> THE EXERCISE
Work out how many lines of the listing hold the string "Mode". Answer with that number alone.

(Entries with figure data)
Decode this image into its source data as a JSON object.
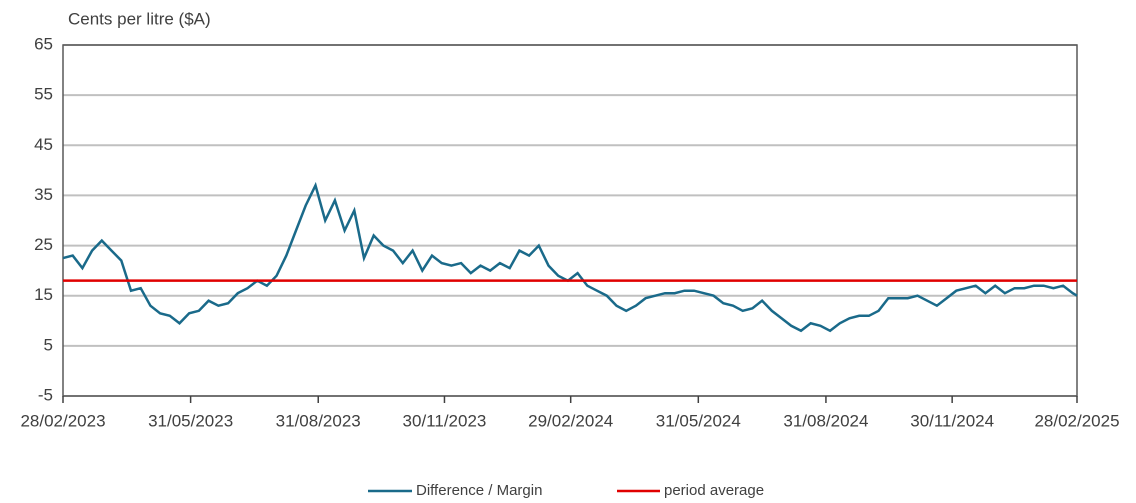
{
  "chart_data": {
    "type": "line",
    "y_label": "Cents per litre ($A)",
    "x": [
      "28/02/2023",
      "07/03/2023",
      "14/03/2023",
      "21/03/2023",
      "28/03/2023",
      "04/04/2023",
      "11/04/2023",
      "18/04/2023",
      "25/04/2023",
      "02/05/2023",
      "09/05/2023",
      "16/05/2023",
      "23/05/2023",
      "30/05/2023",
      "06/06/2023",
      "13/06/2023",
      "20/06/2023",
      "27/06/2023",
      "04/07/2023",
      "11/07/2023",
      "18/07/2023",
      "25/07/2023",
      "01/08/2023",
      "08/08/2023",
      "15/08/2023",
      "22/08/2023",
      "29/08/2023",
      "05/09/2023",
      "12/09/2023",
      "19/09/2023",
      "26/09/2023",
      "03/10/2023",
      "10/10/2023",
      "17/10/2023",
      "24/10/2023",
      "31/10/2023",
      "07/11/2023",
      "14/11/2023",
      "21/11/2023",
      "28/11/2023",
      "05/12/2023",
      "12/12/2023",
      "19/12/2023",
      "26/12/2023",
      "02/01/2024",
      "09/01/2024",
      "16/01/2024",
      "23/01/2024",
      "30/01/2024",
      "06/02/2024",
      "13/02/2024",
      "20/02/2024",
      "27/02/2024",
      "05/03/2024",
      "12/03/2024",
      "19/03/2024",
      "26/03/2024",
      "02/04/2024",
      "09/04/2024",
      "16/04/2024",
      "23/04/2024",
      "30/04/2024",
      "07/05/2024",
      "14/05/2024",
      "21/05/2024",
      "28/05/2024",
      "04/06/2024",
      "11/06/2024",
      "18/06/2024",
      "25/06/2024",
      "02/07/2024",
      "09/07/2024",
      "16/07/2024",
      "23/07/2024",
      "30/07/2024",
      "06/08/2024",
      "13/08/2024",
      "20/08/2024",
      "27/08/2024",
      "03/09/2024",
      "10/09/2024",
      "17/09/2024",
      "24/09/2024",
      "01/10/2024",
      "08/10/2024",
      "15/10/2024",
      "22/10/2024",
      "29/10/2024",
      "05/11/2024",
      "12/11/2024",
      "19/11/2024",
      "26/11/2024",
      "03/12/2024",
      "10/12/2024",
      "17/12/2024",
      "24/12/2024",
      "31/12/2024",
      "07/01/2025",
      "14/01/2025",
      "21/01/2025",
      "28/01/2025",
      "04/02/2025",
      "11/02/2025",
      "18/02/2025",
      "25/02/2025",
      "28/02/2025"
    ],
    "series": [
      {
        "name": "Difference / Margin",
        "color": "#1a6a8a",
        "values": [
          22.5,
          23,
          20.5,
          24,
          26,
          24,
          22,
          16,
          16.5,
          13,
          11.5,
          11,
          9.5,
          11.5,
          12,
          14,
          13,
          13.5,
          15.5,
          16.5,
          18,
          17,
          19,
          23,
          28,
          33,
          37,
          30,
          34,
          28,
          32,
          22.5,
          27,
          25,
          24,
          21.5,
          24,
          20,
          23,
          21.5,
          21,
          21.5,
          19.5,
          21,
          20,
          21.5,
          20.5,
          24,
          23,
          25,
          21,
          19,
          18,
          19.5,
          17,
          16,
          15,
          13,
          12,
          13,
          14.5,
          15,
          15.5,
          15.5,
          16,
          16,
          15.5,
          15,
          13.5,
          13,
          12,
          12.5,
          14,
          12,
          10.5,
          9,
          8,
          9.5,
          9,
          8,
          9.5,
          10.5,
          11,
          11,
          12,
          14.5,
          14.5,
          14.5,
          15,
          14,
          13,
          14.5,
          16,
          16.5,
          17,
          15.5,
          17,
          15.5,
          16.5,
          16.5,
          17,
          17,
          16.5,
          17,
          15.5,
          15
        ]
      }
    ],
    "reference_line": {
      "name": "period average",
      "value": 18,
      "color": "#e00000"
    },
    "xlim": [
      "28/02/2023",
      "28/02/2025"
    ],
    "xticks": [
      "28/02/2023",
      "31/05/2023",
      "31/08/2023",
      "30/11/2023",
      "29/02/2024",
      "31/05/2024",
      "31/08/2024",
      "30/11/2024",
      "28/02/2025"
    ],
    "ylim": [
      -5,
      65
    ],
    "yticks": [
      -5,
      5,
      15,
      25,
      35,
      45,
      55,
      65
    ],
    "grid": true
  }
}
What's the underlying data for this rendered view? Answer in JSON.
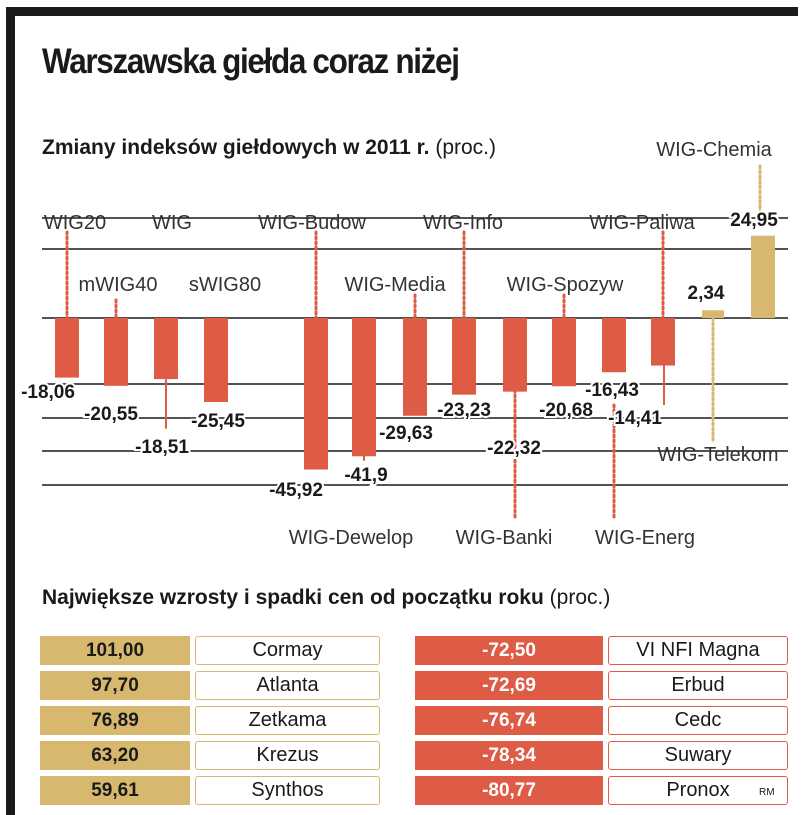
{
  "title": "Warszawska giełda coraz niżej",
  "chart_section": {
    "title": "Zmiany indeksów giełdowych w 2011 r.",
    "unit": "(proc.)"
  },
  "table_section": {
    "title": "Największe wzrosty i spadki cen od początku roku",
    "unit": "(proc.)"
  },
  "colors": {
    "negative": "#de5b45",
    "positive": "#d8b86e",
    "lines": "#1a1a1a"
  },
  "chart_data": {
    "type": "bar",
    "title": "Zmiany indeksów giełdowych w 2011 r. (proc.)",
    "ylabel": "proc.",
    "ylim": [
      -45.92,
      24.95
    ],
    "grid": true,
    "categories": [
      "WIG20",
      "mWIG40",
      "WIG",
      "sWIG80",
      "WIG-Budow",
      "WIG-Dewelop",
      "WIG-Media",
      "WIG-Info",
      "WIG-Banki",
      "WIG-Spozyw",
      "WIG-Energ",
      "WIG-Paliwa",
      "WIG-Telekom",
      "WIG-Chemia"
    ],
    "values": [
      -18.06,
      -20.55,
      -18.51,
      -25.45,
      -45.92,
      -41.9,
      -29.63,
      -23.23,
      -22.32,
      -20.68,
      -16.43,
      -14.41,
      2.34,
      24.95
    ],
    "value_labels": [
      "-18,06",
      "-20,55",
      "-18,51",
      "-25,45",
      "-45,92",
      "-41,9",
      "-29,63",
      "-23,23",
      "-22,32",
      "-20,68",
      "-16,43",
      "-14,41",
      "2,34",
      "24,95"
    ]
  },
  "gainers": [
    {
      "value": "101,00",
      "name": "Cormay"
    },
    {
      "value": "97,70",
      "name": "Atlanta"
    },
    {
      "value": "76,89",
      "name": "Zetkama"
    },
    {
      "value": "63,20",
      "name": "Krezus"
    },
    {
      "value": "59,61",
      "name": "Synthos"
    }
  ],
  "losers": [
    {
      "value": "-72,50",
      "name": "VI NFI Magna"
    },
    {
      "value": "-72,69",
      "name": "Erbud"
    },
    {
      "value": "-76,74",
      "name": "Cedc"
    },
    {
      "value": "-78,34",
      "name": "Suwary"
    },
    {
      "value": "-80,77",
      "name": "Pronox"
    }
  ],
  "credit": "RM"
}
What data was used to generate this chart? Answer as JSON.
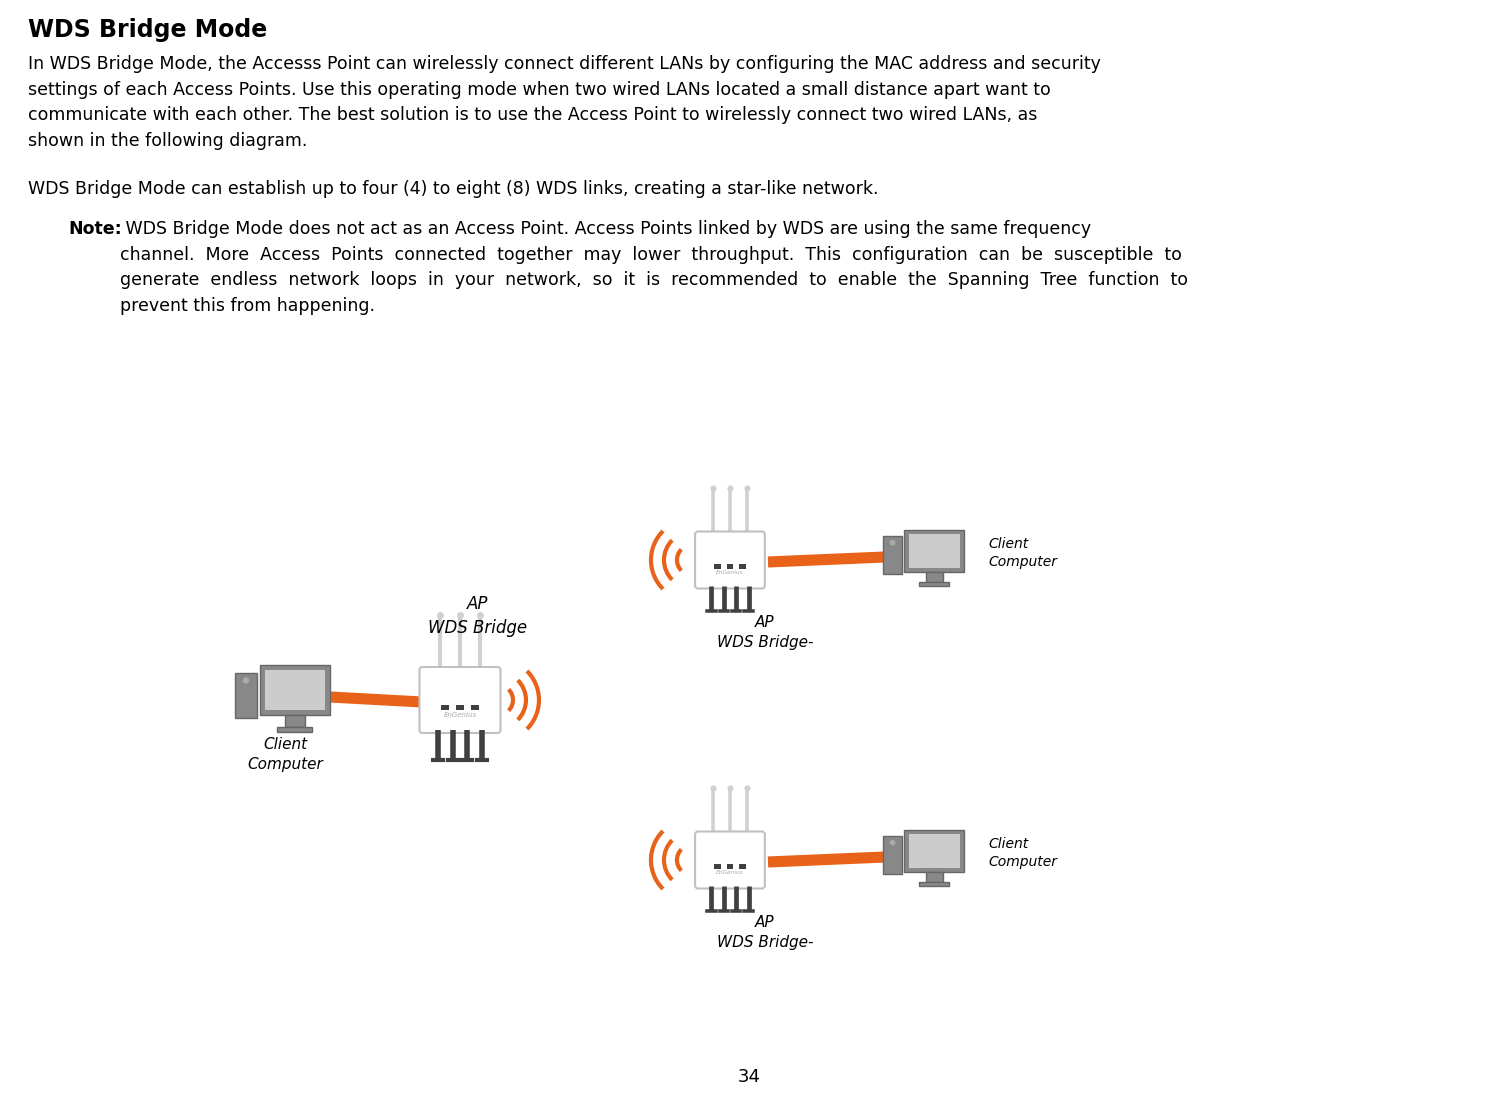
{
  "title": "WDS Bridge Mode",
  "bg_color": "#ffffff",
  "text_color": "#000000",
  "orange_color": "#E8621A",
  "gray_color": "#808080",
  "light_gray": "#c0c0c0",
  "dark_gray": "#505050",
  "paragraph1": "In WDS Bridge Mode, the Accesss Point can wirelessly connect different LANs by configuring the MAC address and security\nsettings of each Access Points. Use this operating mode when two wired LANs located a small distance apart want to\ncommunicate with each other. The best solution is to use the Access Point to wirelessly connect two wired LANs, as\nshown in the following diagram.",
  "paragraph2": "WDS Bridge Mode can establish up to four (4) to eight (8) WDS links, creating a star-like network.",
  "note_bold": "Note:",
  "note_text": " WDS Bridge Mode does not act as an Access Point. Access Points linked by WDS are using the same frequency\nchannel.  More  Access  Points  connected  together  may  lower  throughput.  This  configuration  can  be  susceptible  to\ngenerate  endless  network  loops  in  your  network,  so  it  is  recommended  to  enable  the  Spanning  Tree  function  to\nprevent this from happening.",
  "page_number": "34",
  "left_ap_label": "AP\nWDS Bridge",
  "right_top_ap_label": "AP\nWDS Bridge-",
  "right_bottom_ap_label": "AP\nWDS Bridge-",
  "client_label": "Client\nComputer"
}
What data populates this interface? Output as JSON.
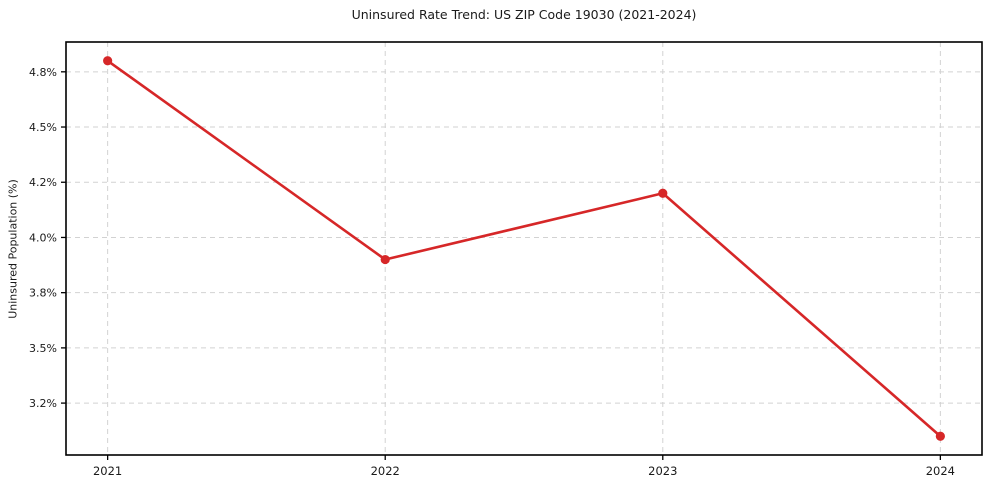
{
  "chart_data": {
    "type": "line",
    "title": "Uninsured Rate Trend: US ZIP Code 19030 (2021-2024)",
    "xlabel": "",
    "ylabel": "Uninsured Population (%)",
    "categories": [
      2021,
      2022,
      2023,
      2024
    ],
    "series": [
      {
        "name": "Uninsured rate",
        "values": [
          4.8,
          3.9,
          4.2,
          3.1
        ],
        "color": "#d62728",
        "marker": "circle"
      }
    ],
    "xlim": [
      2020.85,
      2024.15
    ],
    "ylim": [
      3.015,
      4.885
    ],
    "x_ticks": [
      {
        "value": 2021,
        "label": "2021"
      },
      {
        "value": 2022,
        "label": "2022"
      },
      {
        "value": 2023,
        "label": "2023"
      },
      {
        "value": 2024,
        "label": "2024"
      }
    ],
    "y_ticks": [
      {
        "value": 3.25,
        "label": "3.2%"
      },
      {
        "value": 3.5,
        "label": "3.5%"
      },
      {
        "value": 3.75,
        "label": "3.8%"
      },
      {
        "value": 4.0,
        "label": "4.0%"
      },
      {
        "value": 4.25,
        "label": "4.2%"
      },
      {
        "value": 4.5,
        "label": "4.5%"
      },
      {
        "value": 4.75,
        "label": "4.8%"
      }
    ],
    "grid": true,
    "grid_style": "dashed",
    "legend": "none",
    "colors": {
      "line": "#d62728",
      "marker": "#d62728",
      "grid": "#d2d2d2",
      "spine": "#000000",
      "text": "#1a1a1a",
      "background": "#ffffff"
    }
  }
}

> ANSWER BELOW
4